Set problem :: Gather, from the listing beneath this task, every line holding the string "JSON".

Record set ::
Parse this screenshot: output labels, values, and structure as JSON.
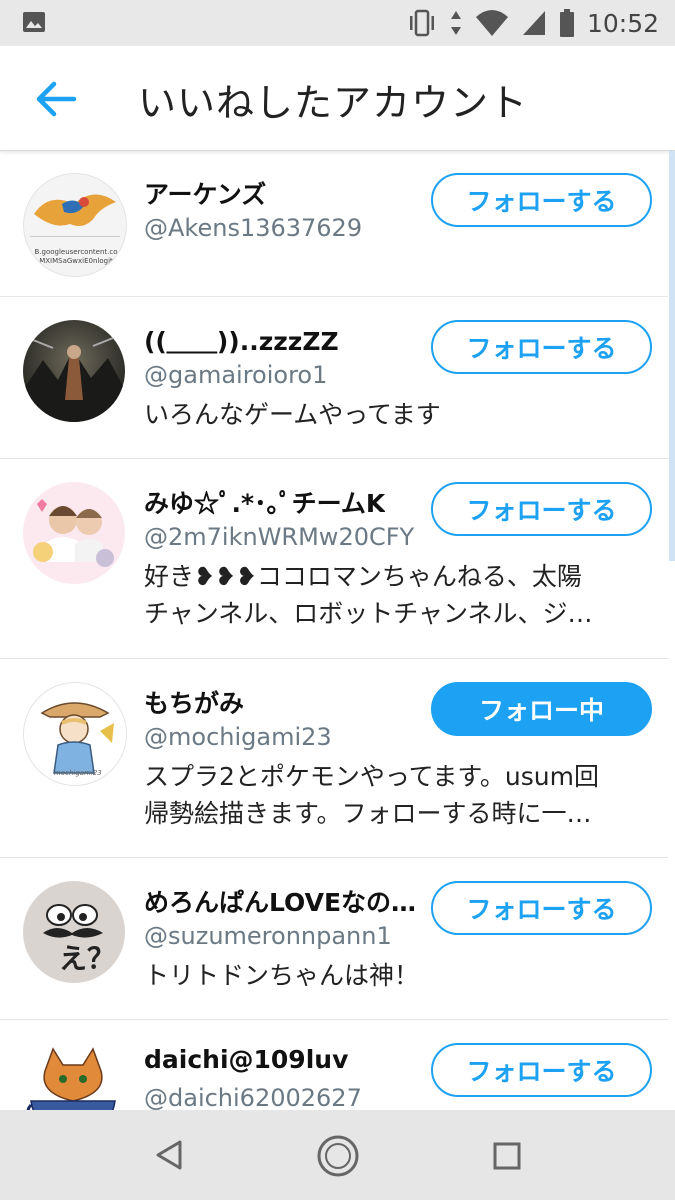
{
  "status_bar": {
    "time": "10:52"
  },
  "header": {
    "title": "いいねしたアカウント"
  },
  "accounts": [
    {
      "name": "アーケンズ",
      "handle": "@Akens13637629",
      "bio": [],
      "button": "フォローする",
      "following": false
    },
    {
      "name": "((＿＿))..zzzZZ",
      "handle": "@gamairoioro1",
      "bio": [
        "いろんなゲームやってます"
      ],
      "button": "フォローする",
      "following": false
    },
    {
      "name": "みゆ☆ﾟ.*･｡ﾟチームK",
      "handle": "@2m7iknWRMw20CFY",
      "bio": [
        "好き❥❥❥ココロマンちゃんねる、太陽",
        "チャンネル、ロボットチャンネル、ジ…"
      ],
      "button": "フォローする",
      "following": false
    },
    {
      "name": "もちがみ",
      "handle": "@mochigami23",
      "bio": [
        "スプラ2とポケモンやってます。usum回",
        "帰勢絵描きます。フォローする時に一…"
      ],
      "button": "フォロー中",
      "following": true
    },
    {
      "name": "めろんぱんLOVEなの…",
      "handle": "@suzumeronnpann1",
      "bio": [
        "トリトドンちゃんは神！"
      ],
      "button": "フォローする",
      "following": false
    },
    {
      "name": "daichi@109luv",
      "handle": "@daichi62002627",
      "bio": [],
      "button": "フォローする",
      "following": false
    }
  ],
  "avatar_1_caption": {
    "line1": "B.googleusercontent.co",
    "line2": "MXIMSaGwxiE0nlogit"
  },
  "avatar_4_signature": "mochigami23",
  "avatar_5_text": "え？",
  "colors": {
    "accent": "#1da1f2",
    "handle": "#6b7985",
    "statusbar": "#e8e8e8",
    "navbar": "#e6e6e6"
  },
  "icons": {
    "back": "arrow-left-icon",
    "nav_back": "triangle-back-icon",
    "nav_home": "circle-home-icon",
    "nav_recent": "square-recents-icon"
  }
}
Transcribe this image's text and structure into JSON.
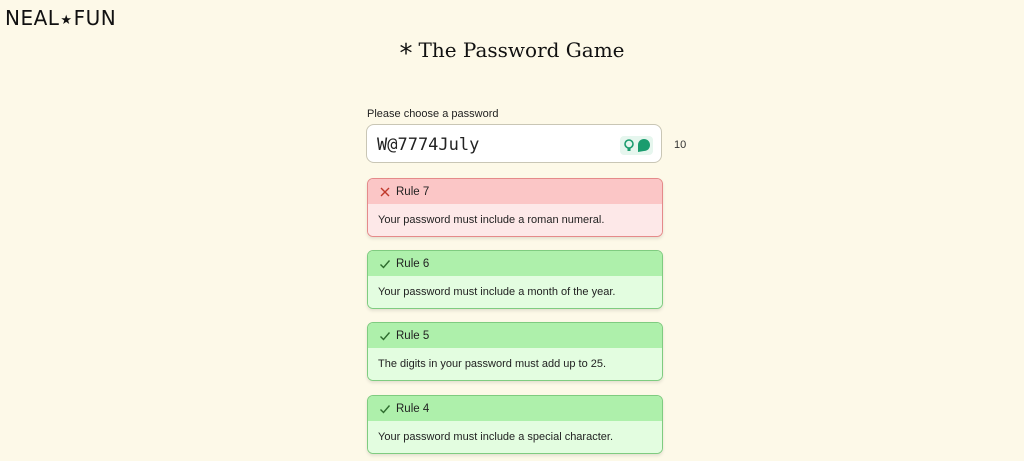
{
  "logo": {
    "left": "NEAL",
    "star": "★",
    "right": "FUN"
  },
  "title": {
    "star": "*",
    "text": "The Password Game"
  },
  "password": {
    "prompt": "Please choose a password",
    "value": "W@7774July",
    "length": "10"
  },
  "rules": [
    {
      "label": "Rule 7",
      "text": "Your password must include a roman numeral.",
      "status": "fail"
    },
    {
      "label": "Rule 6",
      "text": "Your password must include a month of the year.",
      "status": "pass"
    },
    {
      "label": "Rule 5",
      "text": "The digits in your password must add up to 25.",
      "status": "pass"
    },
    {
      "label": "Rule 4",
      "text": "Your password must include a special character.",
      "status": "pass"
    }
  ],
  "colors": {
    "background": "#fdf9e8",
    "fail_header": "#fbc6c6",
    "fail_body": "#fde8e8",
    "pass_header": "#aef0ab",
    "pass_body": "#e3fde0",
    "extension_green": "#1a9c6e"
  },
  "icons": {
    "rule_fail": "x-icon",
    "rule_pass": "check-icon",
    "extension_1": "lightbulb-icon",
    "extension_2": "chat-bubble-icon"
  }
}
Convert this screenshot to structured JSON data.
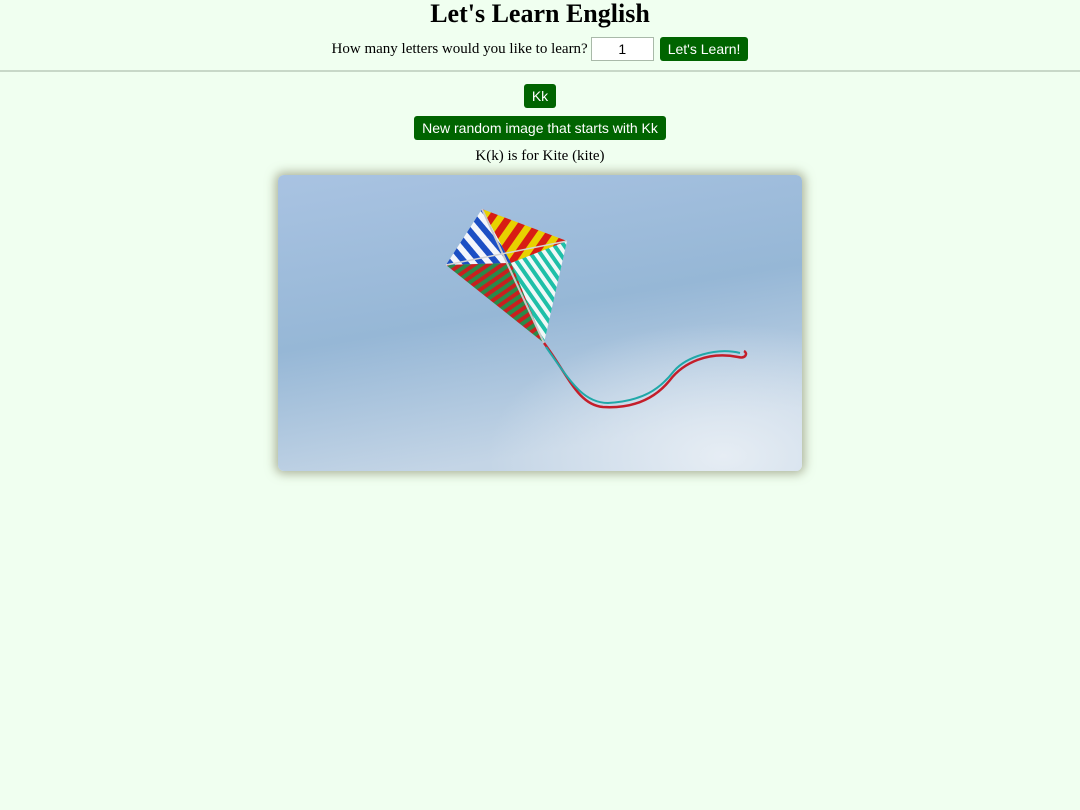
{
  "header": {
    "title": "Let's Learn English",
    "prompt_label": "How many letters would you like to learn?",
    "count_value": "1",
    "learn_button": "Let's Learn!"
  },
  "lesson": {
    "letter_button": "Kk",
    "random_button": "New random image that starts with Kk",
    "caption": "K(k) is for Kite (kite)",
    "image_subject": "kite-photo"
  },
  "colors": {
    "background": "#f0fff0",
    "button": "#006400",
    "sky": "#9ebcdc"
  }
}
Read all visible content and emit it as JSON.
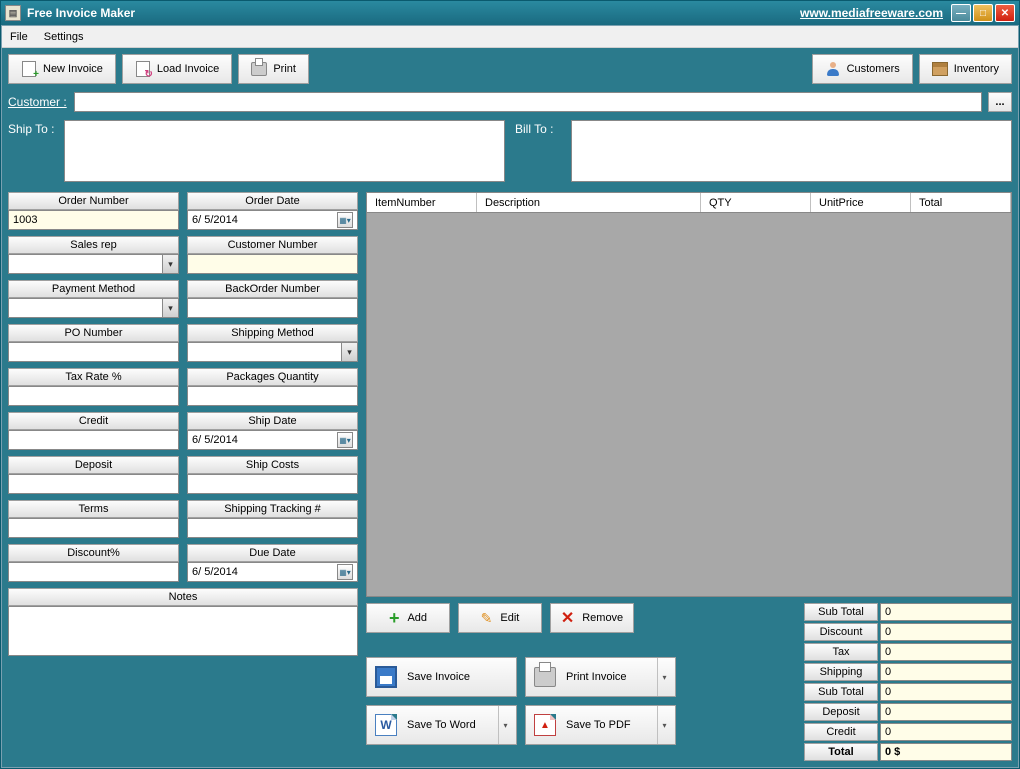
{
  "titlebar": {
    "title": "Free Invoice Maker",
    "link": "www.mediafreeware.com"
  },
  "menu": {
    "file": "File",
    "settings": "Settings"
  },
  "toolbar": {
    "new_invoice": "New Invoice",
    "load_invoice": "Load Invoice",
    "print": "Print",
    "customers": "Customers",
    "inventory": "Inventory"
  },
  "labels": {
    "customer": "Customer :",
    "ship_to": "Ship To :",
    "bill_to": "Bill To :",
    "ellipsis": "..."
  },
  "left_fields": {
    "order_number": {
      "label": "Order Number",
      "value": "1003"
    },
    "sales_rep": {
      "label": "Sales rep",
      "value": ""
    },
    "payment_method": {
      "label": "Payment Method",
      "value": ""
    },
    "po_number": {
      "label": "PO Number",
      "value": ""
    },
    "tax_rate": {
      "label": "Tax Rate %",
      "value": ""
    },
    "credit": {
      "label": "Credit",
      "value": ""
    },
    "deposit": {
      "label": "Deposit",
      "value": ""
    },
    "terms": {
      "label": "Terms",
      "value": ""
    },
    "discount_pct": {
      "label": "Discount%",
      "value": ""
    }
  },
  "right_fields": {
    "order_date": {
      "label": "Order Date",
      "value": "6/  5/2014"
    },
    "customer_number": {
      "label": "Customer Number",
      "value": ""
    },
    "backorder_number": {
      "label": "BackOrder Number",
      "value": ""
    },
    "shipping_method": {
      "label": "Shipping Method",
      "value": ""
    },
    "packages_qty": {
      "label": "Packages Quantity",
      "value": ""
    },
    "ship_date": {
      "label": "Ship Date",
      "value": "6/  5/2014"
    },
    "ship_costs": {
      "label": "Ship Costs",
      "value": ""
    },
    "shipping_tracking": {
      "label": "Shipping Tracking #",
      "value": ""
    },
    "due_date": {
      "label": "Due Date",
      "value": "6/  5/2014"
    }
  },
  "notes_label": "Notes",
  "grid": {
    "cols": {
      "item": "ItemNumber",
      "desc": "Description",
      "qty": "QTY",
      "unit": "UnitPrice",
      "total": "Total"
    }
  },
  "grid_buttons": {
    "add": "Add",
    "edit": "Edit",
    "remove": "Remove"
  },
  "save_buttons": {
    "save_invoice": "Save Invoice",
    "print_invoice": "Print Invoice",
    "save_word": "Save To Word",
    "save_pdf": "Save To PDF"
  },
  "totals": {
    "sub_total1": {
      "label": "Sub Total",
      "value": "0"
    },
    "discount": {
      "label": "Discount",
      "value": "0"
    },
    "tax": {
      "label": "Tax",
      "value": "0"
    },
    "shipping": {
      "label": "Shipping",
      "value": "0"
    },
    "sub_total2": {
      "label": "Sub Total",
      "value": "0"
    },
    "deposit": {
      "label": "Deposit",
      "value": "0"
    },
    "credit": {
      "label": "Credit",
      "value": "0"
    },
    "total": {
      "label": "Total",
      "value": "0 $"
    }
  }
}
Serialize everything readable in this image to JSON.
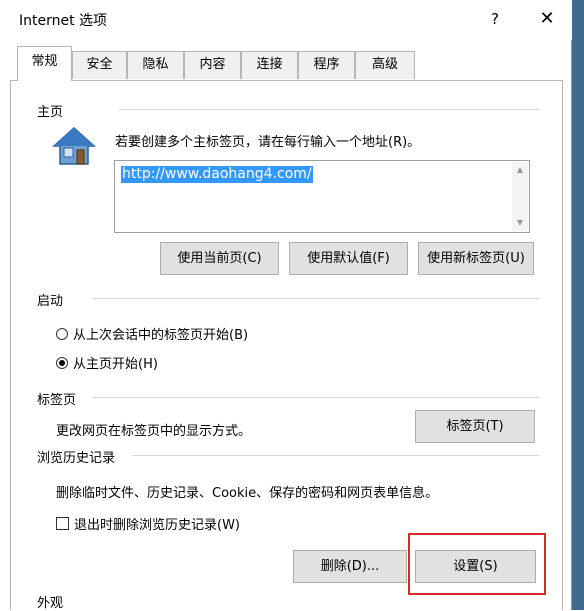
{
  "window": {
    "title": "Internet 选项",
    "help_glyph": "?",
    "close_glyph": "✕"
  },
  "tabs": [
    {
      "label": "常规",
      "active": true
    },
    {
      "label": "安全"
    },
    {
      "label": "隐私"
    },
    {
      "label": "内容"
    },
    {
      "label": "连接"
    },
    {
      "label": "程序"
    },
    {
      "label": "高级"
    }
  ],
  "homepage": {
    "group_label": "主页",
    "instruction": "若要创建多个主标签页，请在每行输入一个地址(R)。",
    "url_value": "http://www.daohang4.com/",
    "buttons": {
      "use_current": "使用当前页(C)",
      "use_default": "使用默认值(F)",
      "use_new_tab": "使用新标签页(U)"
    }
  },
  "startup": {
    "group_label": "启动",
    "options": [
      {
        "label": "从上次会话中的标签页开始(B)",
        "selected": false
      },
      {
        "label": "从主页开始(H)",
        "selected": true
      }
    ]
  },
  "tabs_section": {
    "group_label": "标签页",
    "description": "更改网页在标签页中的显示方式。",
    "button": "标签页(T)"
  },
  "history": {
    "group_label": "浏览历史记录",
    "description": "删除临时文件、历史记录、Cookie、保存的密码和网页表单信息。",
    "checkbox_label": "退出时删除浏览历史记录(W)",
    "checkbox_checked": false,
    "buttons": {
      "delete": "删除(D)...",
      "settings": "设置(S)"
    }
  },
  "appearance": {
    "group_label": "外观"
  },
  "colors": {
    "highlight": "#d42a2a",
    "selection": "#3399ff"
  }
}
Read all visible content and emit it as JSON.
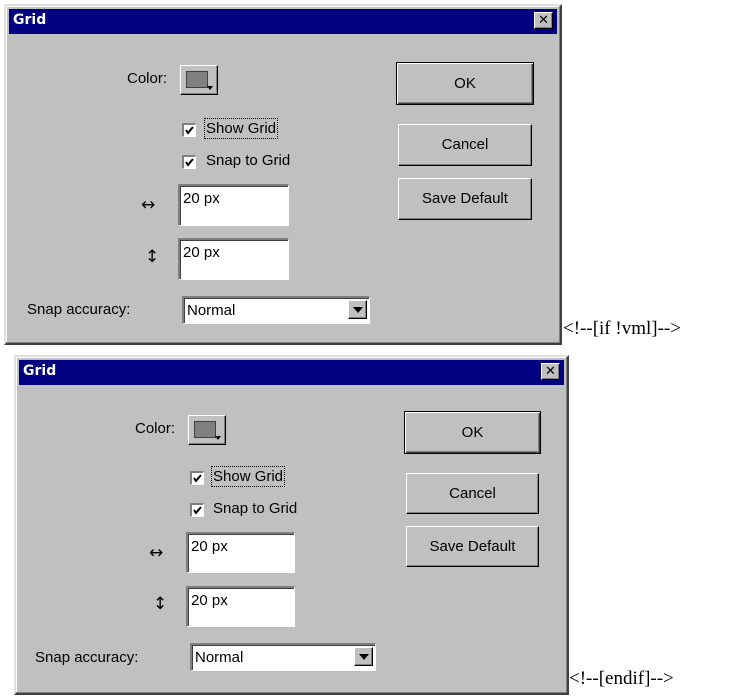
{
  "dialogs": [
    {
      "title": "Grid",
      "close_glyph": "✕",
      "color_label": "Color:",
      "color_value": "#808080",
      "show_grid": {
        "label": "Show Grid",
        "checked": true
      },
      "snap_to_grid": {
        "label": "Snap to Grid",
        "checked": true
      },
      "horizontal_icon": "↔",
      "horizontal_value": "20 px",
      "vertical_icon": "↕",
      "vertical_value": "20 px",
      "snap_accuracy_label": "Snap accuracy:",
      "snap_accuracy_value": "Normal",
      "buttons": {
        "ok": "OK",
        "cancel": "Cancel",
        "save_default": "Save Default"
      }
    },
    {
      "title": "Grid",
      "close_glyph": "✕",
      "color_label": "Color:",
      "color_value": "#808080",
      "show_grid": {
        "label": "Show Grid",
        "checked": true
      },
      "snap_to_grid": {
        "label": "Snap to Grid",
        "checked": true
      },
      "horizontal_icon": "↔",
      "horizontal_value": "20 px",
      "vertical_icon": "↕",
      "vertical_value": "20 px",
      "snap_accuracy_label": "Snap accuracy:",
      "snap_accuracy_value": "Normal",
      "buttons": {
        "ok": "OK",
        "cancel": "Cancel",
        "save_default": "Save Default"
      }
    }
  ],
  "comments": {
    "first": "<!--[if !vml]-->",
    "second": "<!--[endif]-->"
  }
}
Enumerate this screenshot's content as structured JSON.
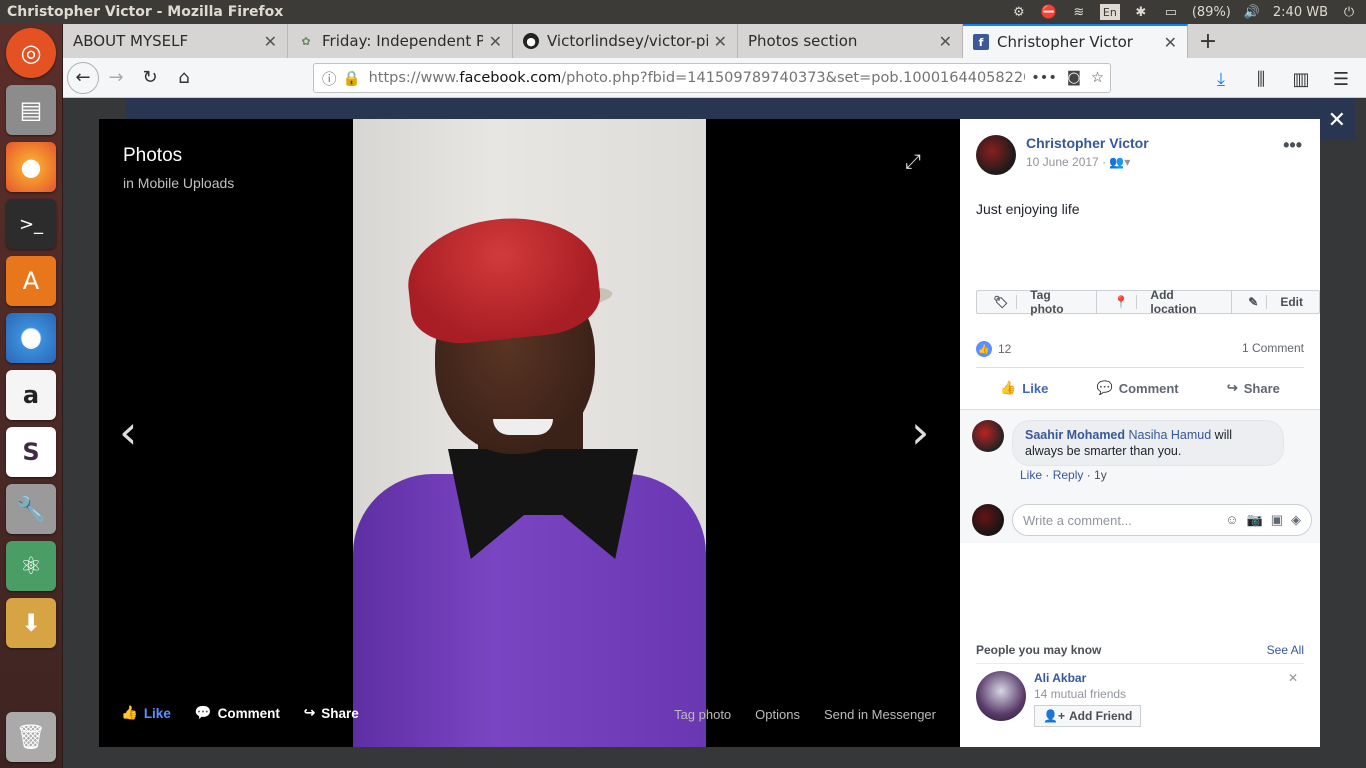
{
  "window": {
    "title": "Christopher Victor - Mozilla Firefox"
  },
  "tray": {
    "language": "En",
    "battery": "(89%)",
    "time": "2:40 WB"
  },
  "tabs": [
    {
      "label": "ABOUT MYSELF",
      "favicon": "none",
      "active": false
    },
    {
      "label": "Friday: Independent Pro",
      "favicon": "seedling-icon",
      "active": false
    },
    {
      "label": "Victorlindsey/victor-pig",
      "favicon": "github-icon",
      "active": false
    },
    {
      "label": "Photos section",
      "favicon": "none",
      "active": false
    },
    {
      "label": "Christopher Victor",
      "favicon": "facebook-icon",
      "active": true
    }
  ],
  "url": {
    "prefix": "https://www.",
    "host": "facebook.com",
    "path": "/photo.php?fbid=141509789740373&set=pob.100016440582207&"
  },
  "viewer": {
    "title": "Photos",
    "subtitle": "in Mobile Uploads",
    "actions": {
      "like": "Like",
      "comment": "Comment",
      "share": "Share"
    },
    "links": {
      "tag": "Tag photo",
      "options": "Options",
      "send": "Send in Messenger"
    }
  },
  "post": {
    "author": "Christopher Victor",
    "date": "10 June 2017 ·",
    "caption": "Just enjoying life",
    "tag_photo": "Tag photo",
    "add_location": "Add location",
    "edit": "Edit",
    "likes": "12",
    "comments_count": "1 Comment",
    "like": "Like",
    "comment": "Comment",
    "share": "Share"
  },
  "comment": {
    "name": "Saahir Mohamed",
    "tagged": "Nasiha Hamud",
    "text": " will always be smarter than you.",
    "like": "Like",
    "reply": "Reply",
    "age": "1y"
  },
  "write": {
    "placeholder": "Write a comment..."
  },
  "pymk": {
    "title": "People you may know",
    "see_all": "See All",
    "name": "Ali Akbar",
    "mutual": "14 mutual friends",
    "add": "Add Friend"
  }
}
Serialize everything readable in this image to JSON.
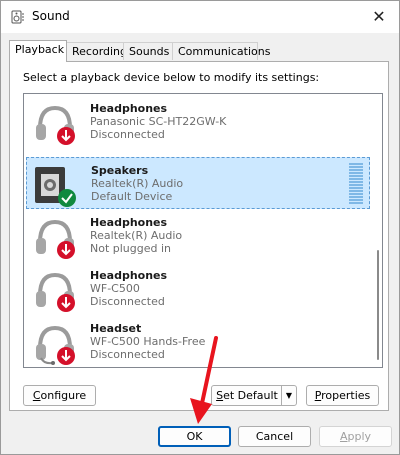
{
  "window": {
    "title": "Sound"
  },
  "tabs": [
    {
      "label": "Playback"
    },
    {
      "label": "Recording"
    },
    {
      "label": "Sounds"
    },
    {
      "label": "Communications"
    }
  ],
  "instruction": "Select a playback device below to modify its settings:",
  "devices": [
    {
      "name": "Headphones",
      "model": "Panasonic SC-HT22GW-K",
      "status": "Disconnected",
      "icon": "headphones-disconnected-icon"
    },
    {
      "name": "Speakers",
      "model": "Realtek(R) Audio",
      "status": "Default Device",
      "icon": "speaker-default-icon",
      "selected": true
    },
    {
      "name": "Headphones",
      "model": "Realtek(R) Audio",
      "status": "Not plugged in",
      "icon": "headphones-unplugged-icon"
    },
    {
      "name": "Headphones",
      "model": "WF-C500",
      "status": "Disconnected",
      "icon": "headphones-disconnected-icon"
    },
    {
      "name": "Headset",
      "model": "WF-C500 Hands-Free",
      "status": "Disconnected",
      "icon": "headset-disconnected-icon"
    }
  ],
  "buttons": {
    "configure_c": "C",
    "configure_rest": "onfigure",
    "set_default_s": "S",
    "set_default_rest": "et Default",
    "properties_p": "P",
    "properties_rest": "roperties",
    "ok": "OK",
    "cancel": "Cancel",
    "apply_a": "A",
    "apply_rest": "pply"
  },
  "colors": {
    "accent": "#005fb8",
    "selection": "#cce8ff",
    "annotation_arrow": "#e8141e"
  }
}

Output of the task ::
Parse this screenshot: output labels, values, and structure as JSON.
Transcribe this image's text and structure into JSON.
Convert this screenshot to structured JSON data.
Read all visible content and emit it as JSON.
Serialize everything readable in this image to JSON.
Read all visible content and emit it as JSON.
Enumerate this screenshot's content as structured JSON.
Serialize everything readable in this image to JSON.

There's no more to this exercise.